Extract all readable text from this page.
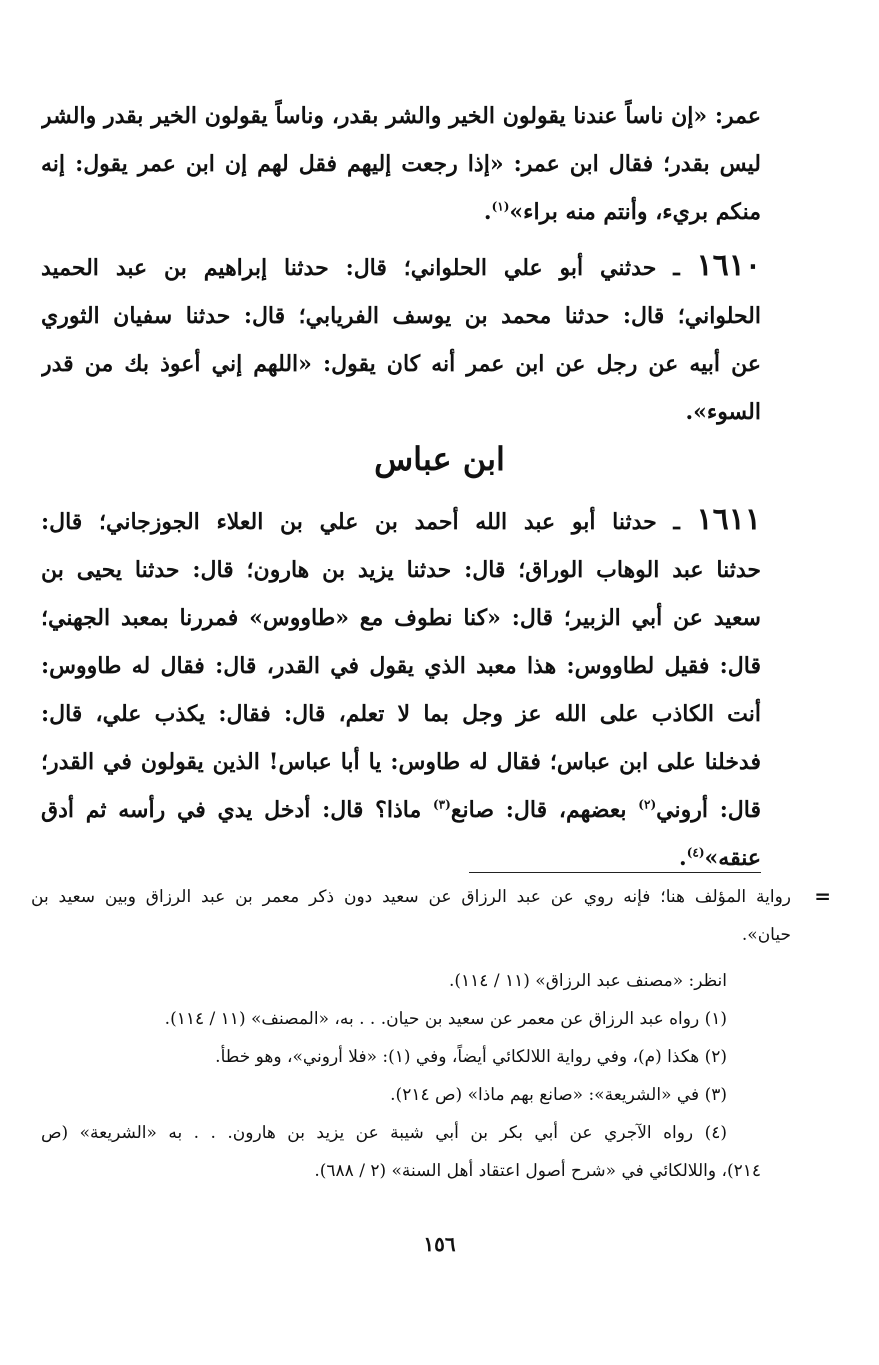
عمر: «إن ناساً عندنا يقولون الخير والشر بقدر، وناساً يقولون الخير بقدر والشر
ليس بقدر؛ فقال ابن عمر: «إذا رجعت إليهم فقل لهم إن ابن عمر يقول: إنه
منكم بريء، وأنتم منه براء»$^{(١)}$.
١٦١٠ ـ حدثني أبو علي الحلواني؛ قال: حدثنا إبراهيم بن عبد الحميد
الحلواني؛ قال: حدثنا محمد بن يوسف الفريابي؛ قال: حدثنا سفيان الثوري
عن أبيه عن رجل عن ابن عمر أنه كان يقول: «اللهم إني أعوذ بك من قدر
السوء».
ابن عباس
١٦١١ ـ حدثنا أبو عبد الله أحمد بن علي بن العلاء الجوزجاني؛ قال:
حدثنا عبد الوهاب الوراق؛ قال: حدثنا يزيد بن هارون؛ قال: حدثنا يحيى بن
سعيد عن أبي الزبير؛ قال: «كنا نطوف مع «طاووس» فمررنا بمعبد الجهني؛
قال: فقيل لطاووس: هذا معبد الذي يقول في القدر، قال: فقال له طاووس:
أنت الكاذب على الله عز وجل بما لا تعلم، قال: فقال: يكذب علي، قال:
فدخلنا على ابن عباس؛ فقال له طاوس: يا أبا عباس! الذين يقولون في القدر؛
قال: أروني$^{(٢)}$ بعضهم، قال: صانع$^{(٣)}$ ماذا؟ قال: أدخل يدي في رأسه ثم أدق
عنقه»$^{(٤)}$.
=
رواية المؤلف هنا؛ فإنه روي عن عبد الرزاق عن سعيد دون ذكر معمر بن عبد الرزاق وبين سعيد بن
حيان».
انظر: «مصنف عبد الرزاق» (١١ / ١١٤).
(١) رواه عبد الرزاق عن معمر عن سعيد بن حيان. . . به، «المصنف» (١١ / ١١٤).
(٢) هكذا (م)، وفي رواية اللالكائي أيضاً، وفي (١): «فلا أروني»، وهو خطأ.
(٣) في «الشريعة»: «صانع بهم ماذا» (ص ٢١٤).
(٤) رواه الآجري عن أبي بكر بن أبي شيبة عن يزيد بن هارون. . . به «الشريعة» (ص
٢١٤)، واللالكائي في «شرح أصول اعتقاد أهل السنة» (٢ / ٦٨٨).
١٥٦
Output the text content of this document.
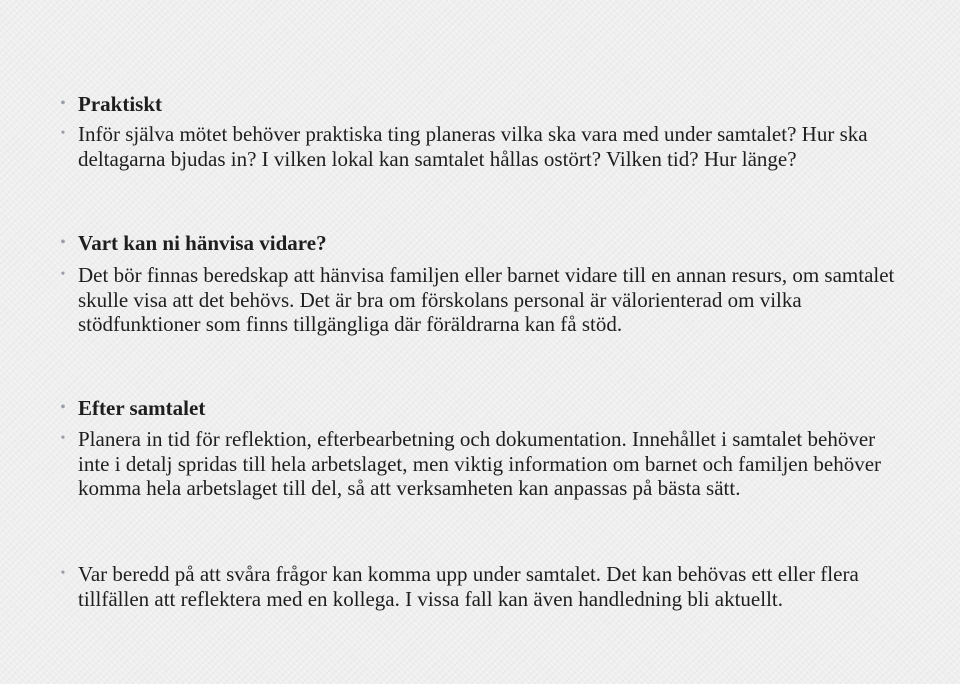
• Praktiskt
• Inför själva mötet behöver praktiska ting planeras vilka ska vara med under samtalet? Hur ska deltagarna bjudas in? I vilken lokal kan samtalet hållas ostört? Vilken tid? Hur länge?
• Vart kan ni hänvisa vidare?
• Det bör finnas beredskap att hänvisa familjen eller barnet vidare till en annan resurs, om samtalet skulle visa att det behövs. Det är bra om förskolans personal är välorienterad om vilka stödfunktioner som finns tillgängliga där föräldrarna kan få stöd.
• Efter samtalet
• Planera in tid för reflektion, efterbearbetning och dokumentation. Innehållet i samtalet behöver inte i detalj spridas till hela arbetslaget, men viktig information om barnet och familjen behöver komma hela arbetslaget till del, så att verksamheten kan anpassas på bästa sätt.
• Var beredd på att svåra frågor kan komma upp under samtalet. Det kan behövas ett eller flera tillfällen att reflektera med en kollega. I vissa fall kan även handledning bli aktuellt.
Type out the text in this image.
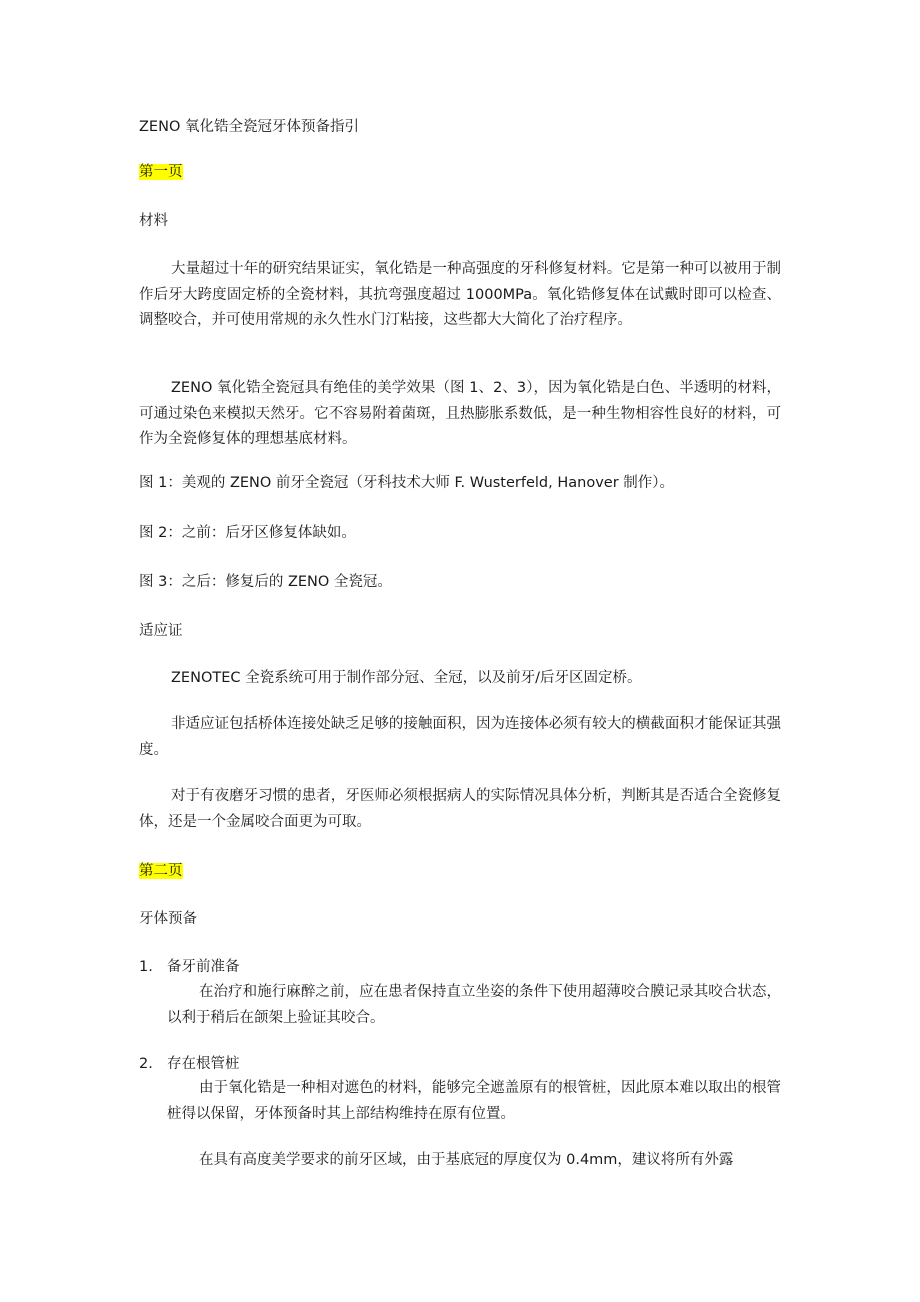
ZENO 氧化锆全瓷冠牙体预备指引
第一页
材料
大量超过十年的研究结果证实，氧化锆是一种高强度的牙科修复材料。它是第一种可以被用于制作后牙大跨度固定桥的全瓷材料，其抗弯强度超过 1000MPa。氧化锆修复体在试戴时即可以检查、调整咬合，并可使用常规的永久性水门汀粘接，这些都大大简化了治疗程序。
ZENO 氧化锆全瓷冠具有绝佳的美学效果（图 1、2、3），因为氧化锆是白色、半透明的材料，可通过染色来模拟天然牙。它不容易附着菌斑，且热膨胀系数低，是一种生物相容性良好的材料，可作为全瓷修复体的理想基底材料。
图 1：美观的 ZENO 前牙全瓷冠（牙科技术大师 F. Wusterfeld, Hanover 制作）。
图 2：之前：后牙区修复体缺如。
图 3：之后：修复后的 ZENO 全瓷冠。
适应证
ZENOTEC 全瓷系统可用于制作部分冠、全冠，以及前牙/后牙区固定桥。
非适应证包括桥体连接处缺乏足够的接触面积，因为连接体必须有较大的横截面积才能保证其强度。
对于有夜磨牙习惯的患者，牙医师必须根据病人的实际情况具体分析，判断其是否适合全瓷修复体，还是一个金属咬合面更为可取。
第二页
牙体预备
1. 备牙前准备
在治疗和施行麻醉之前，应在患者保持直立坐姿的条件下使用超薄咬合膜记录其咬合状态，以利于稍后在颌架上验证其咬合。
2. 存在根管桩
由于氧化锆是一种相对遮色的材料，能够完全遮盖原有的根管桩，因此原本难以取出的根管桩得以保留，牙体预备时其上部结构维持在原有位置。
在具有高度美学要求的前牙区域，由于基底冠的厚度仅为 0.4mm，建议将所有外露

---

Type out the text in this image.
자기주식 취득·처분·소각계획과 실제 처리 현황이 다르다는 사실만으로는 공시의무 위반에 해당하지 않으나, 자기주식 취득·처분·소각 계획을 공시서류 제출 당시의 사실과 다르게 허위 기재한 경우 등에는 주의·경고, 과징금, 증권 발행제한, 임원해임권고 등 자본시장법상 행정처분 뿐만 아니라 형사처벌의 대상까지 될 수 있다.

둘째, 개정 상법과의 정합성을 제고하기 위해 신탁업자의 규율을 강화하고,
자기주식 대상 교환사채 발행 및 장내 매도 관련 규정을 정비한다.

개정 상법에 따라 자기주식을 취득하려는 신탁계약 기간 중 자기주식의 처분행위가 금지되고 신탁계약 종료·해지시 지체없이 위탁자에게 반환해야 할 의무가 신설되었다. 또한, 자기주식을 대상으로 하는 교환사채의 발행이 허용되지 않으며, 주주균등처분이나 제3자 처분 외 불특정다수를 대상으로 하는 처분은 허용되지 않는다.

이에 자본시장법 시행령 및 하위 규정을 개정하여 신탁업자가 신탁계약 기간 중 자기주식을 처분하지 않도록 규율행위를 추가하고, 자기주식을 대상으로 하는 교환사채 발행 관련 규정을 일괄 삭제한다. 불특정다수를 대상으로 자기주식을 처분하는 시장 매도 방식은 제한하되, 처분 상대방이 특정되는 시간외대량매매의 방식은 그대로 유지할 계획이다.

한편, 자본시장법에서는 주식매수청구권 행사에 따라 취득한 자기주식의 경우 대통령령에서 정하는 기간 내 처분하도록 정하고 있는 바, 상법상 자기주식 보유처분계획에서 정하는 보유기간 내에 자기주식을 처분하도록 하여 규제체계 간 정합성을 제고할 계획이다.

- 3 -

---

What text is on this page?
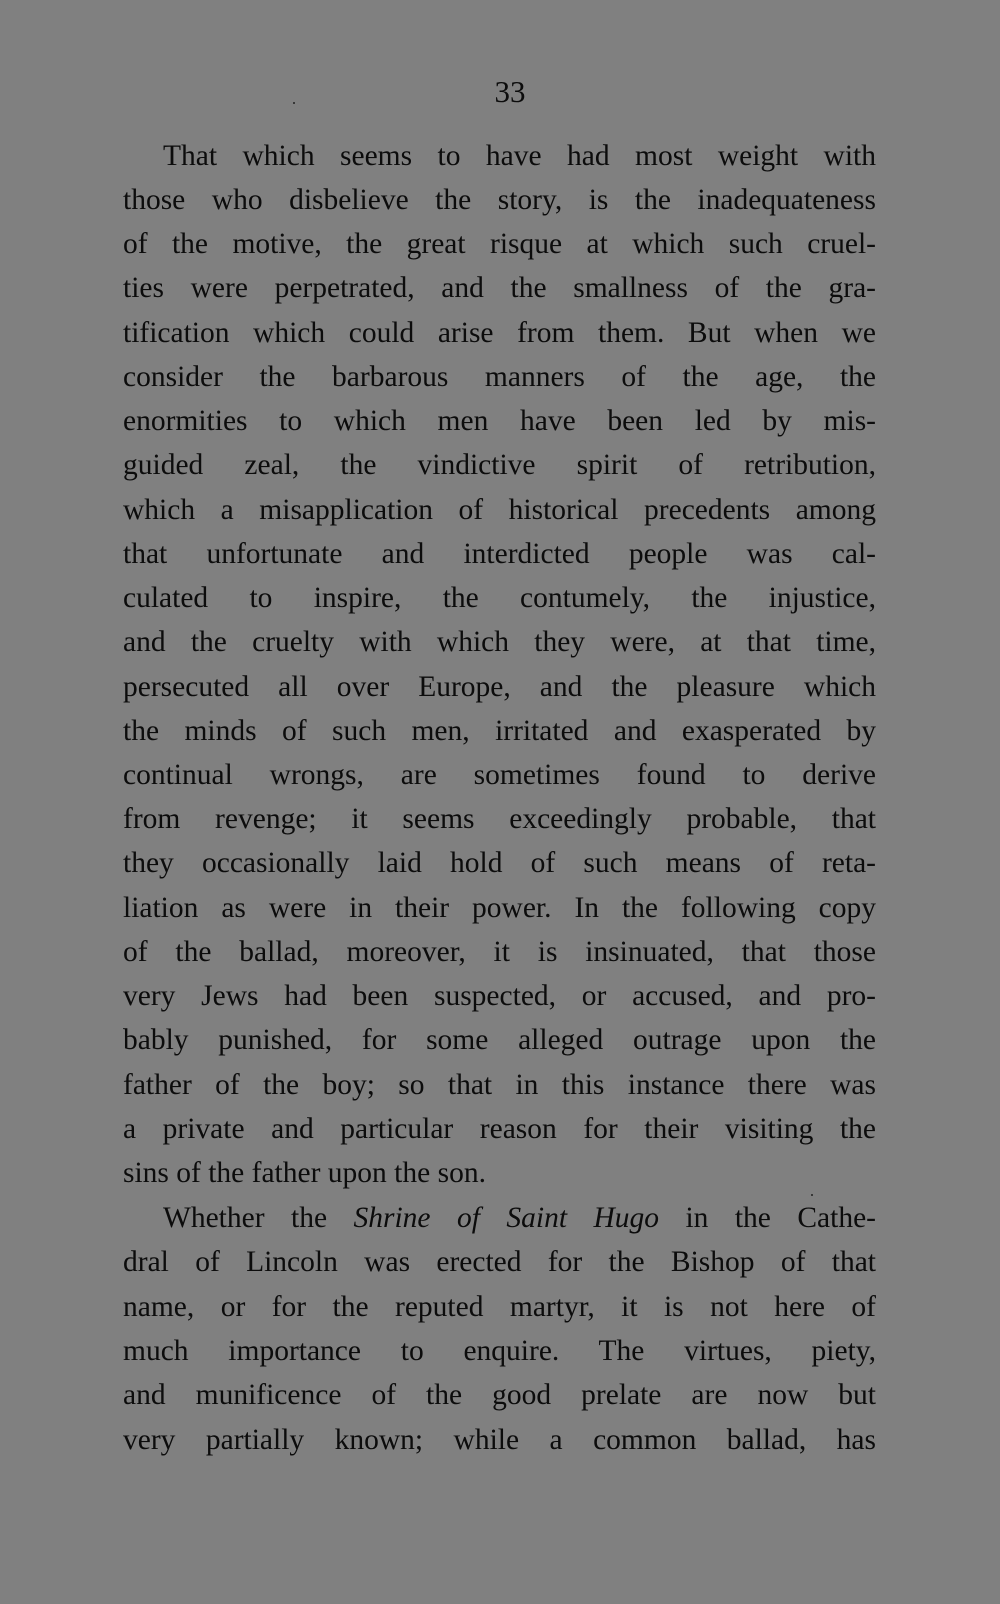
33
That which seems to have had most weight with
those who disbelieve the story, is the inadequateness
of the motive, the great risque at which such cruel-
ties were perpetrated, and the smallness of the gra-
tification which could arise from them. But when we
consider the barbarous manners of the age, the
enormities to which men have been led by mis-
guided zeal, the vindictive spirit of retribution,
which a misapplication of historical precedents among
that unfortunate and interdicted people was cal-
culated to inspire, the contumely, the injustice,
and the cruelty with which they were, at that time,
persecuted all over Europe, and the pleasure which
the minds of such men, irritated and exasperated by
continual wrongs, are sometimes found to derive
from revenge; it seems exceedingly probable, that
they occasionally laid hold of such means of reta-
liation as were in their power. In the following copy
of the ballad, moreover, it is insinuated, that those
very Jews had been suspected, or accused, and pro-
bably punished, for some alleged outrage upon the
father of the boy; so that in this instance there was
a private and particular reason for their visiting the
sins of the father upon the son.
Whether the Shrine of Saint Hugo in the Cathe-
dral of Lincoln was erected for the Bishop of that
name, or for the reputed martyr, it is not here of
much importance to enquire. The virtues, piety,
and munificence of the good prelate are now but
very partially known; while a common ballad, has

Job ::
Work out how many lines of the data above hold the word "자기주식을", and write only the count.

Finished answer ::
3